_WORK REQUIRED_. Report only how many lines of the entries below contain the string "average".

==== DATA SHOWN

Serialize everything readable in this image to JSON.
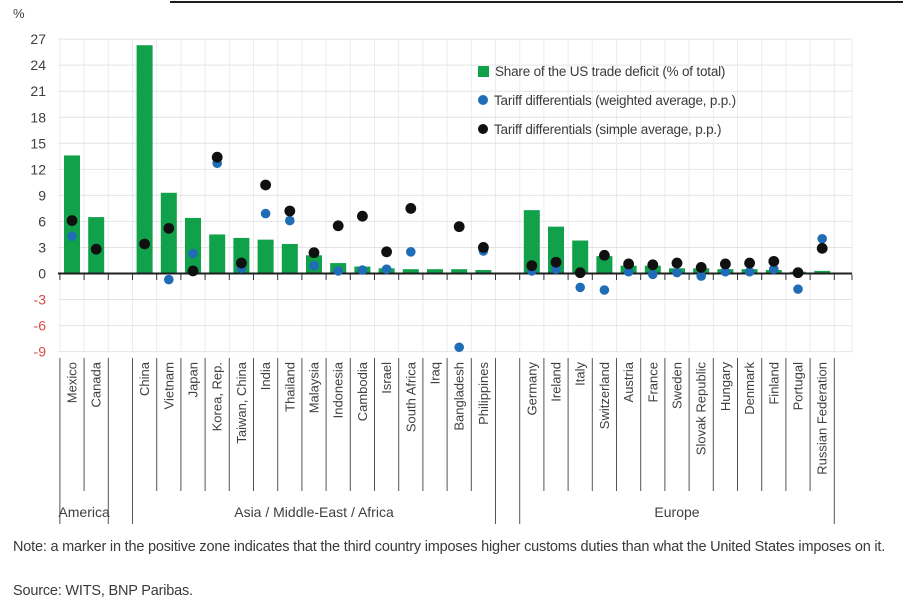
{
  "unit_label": "%",
  "legend": [
    {
      "label": "Share of the US trade deficit (% of total)",
      "marker": "square",
      "color": "#12a14b"
    },
    {
      "label": "Tariff differentials (weighted average, p.p.)",
      "marker": "circle",
      "color": "#1e6db6"
    },
    {
      "label": "Tariff differentials (simple average, p.p.)",
      "marker": "circle",
      "color": "#101010"
    }
  ],
  "note": "Note: a marker in the positive zone indicates that the third country imposes higher customs duties than what the United States imposes on it.",
  "source": "Source: WITS, BNP Paribas.",
  "chart_data": {
    "type": "bar",
    "title": "",
    "ylabel": "%",
    "xlabel": "",
    "ylim": [
      -9,
      27
    ],
    "ytick_step": 3,
    "grid": true,
    "legend_position": "top-right",
    "colors": {
      "bar": "#12a14b",
      "weighted_dot": "#1e6db6",
      "simple_dot": "#101010",
      "negative_axis_label": "#dd4b41",
      "axis_label": "#3f3f3f",
      "axis_line": "#1f1f1f",
      "gridline": "#e4e4e4"
    },
    "series_meta": [
      {
        "key": "share",
        "label": "Share of the US trade deficit (% of total)",
        "type": "bar",
        "color": "#12a14b"
      },
      {
        "key": "weighted",
        "label": "Tariff differentials (weighted average, p.p.)",
        "type": "scatter",
        "color": "#1e6db6"
      },
      {
        "key": "simple",
        "label": "Tariff differentials (simple average, p.p.)",
        "type": "scatter",
        "color": "#101010"
      }
    ],
    "groups": [
      "America",
      "Asia / Middle-East / Africa",
      "Europe"
    ],
    "points": [
      {
        "country": "Mexico",
        "group": "America",
        "share": 13.6,
        "weighted": 4.3,
        "simple": 6.1
      },
      {
        "country": "Canada",
        "group": "America",
        "share": 6.5,
        "weighted": null,
        "simple": 2.8
      },
      {
        "country": "China",
        "group": "Asia / Middle-East / Africa",
        "share": 26.3,
        "weighted": null,
        "simple": 3.4
      },
      {
        "country": "Vietnam",
        "group": "Asia / Middle-East / Africa",
        "share": 9.3,
        "weighted": -0.7,
        "simple": 5.2
      },
      {
        "country": "Japan",
        "group": "Asia / Middle-East / Africa",
        "share": 6.4,
        "weighted": 2.3,
        "simple": 0.3
      },
      {
        "country": "Korea, Rep.",
        "group": "Asia / Middle-East / Africa",
        "share": 4.5,
        "weighted": 12.7,
        "simple": 13.4
      },
      {
        "country": "Taiwan, China",
        "group": "Asia / Middle-East / Africa",
        "share": 4.1,
        "weighted": 0.6,
        "simple": 1.2
      },
      {
        "country": "India",
        "group": "Asia / Middle-East / Africa",
        "share": 3.9,
        "weighted": 6.9,
        "simple": 10.2
      },
      {
        "country": "Thailand",
        "group": "Asia / Middle-East / Africa",
        "share": 3.4,
        "weighted": 6.1,
        "simple": 7.2
      },
      {
        "country": "Malaysia",
        "group": "Asia / Middle-East / Africa",
        "share": 2.1,
        "weighted": 0.9,
        "simple": 2.4
      },
      {
        "country": "Indonesia",
        "group": "Asia / Middle-East / Africa",
        "share": 1.2,
        "weighted": 0.3,
        "simple": 5.5
      },
      {
        "country": "Cambodia",
        "group": "Asia / Middle-East / Africa",
        "share": 0.8,
        "weighted": 0.4,
        "simple": 6.6
      },
      {
        "country": "Israel",
        "group": "Asia / Middle-East / Africa",
        "share": 0.6,
        "weighted": 0.5,
        "simple": 2.5
      },
      {
        "country": "South Africa",
        "group": "Asia / Middle-East / Africa",
        "share": 0.5,
        "weighted": 2.5,
        "simple": 7.5
      },
      {
        "country": "Iraq",
        "group": "Asia / Middle-East / Africa",
        "share": 0.5,
        "weighted": null,
        "simple": null
      },
      {
        "country": "Bangladesh",
        "group": "Asia / Middle-East / Africa",
        "share": 0.5,
        "weighted": -8.5,
        "simple": 5.4
      },
      {
        "country": "Philippines",
        "group": "Asia / Middle-East / Africa",
        "share": 0.4,
        "weighted": 2.6,
        "simple": 3.0
      },
      {
        "country": "Germany",
        "group": "Europe",
        "share": 7.3,
        "weighted": 0.3,
        "simple": 0.9
      },
      {
        "country": "Ireland",
        "group": "Europe",
        "share": 5.4,
        "weighted": 0.5,
        "simple": 1.3
      },
      {
        "country": "Italy",
        "group": "Europe",
        "share": 3.8,
        "weighted": -1.6,
        "simple": 0.1
      },
      {
        "country": "Switzerland",
        "group": "Europe",
        "share": 2.0,
        "weighted": -1.9,
        "simple": 2.1
      },
      {
        "country": "Austria",
        "group": "Europe",
        "share": 0.9,
        "weighted": 0.2,
        "simple": 1.1
      },
      {
        "country": "France",
        "group": "Europe",
        "share": 0.9,
        "weighted": -0.1,
        "simple": 1.0
      },
      {
        "country": "Sweden",
        "group": "Europe",
        "share": 0.6,
        "weighted": 0.1,
        "simple": 1.2
      },
      {
        "country": "Slovak Republic",
        "group": "Europe",
        "share": 0.6,
        "weighted": -0.3,
        "simple": 0.7
      },
      {
        "country": "Hungary",
        "group": "Europe",
        "share": 0.5,
        "weighted": 0.2,
        "simple": 1.1
      },
      {
        "country": "Denmark",
        "group": "Europe",
        "share": 0.5,
        "weighted": 0.2,
        "simple": 1.2
      },
      {
        "country": "Finland",
        "group": "Europe",
        "share": 0.4,
        "weighted": 0.5,
        "simple": 1.4
      },
      {
        "country": "Portugal",
        "group": "Europe",
        "share": 0.2,
        "weighted": -1.8,
        "simple": 0.1
      },
      {
        "country": "Russian Federation",
        "group": "Europe",
        "share": 0.3,
        "weighted": 4.0,
        "simple": 2.9
      }
    ]
  }
}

========

_SOLUTION FOR THIS TASK_. 4